Exercise task:
Go through the lines below. Copy those with "tout".

Extracted entries:
>>>>>

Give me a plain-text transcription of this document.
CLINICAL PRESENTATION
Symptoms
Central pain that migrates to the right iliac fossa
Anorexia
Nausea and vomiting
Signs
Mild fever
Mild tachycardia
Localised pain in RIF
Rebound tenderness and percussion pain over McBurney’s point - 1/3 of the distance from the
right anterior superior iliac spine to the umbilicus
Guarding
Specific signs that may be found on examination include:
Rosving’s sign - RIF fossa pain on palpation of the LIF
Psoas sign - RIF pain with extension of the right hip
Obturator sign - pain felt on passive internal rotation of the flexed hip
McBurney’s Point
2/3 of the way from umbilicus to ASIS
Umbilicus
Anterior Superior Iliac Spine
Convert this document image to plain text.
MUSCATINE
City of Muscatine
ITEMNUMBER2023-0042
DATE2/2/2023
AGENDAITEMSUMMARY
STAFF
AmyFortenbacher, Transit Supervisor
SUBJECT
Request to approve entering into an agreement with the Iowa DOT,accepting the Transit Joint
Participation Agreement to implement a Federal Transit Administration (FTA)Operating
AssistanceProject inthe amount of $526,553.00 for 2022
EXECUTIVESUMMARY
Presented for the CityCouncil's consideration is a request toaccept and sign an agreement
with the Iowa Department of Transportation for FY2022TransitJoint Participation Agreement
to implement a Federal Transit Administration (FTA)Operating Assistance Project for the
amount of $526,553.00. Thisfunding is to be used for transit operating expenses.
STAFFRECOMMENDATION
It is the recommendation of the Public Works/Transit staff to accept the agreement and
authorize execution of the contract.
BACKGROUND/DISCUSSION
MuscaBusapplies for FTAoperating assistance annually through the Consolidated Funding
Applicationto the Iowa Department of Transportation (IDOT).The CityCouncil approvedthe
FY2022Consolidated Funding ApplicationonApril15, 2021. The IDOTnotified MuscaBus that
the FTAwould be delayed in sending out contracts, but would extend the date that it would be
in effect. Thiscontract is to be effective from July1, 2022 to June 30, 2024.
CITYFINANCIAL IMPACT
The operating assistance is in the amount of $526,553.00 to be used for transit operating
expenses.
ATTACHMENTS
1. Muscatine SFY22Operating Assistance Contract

<<<<<
>>>>>

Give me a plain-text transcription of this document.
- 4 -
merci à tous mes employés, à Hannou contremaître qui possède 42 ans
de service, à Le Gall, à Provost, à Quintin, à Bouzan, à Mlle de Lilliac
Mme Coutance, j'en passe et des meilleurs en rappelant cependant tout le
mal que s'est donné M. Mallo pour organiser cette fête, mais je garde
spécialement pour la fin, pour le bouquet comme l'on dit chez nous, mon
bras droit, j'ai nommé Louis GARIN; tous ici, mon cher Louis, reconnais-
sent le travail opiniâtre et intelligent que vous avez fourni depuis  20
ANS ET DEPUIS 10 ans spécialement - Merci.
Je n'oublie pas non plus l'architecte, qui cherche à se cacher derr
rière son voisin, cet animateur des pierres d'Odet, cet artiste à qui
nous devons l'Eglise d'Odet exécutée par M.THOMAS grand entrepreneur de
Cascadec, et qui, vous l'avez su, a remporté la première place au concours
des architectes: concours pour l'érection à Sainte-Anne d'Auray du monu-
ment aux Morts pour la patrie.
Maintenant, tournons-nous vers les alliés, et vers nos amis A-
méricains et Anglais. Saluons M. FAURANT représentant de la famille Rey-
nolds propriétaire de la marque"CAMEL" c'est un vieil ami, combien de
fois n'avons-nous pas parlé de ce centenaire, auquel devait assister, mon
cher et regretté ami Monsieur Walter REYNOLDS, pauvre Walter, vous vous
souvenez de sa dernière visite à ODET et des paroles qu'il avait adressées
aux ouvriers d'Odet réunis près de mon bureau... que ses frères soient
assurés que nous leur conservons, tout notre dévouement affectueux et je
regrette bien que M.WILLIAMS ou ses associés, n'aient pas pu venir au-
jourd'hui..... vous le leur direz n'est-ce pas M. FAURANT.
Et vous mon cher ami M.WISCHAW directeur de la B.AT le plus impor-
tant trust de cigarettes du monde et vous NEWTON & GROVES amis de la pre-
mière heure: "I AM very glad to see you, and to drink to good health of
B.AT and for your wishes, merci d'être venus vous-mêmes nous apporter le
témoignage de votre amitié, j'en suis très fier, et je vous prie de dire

<<<<<

Exercise result:
Mme Coutance, j'en passe et des meilleurs en rappelant cependant tout le
assurés que nous leur conservons, tout notre dévouement affectueux et je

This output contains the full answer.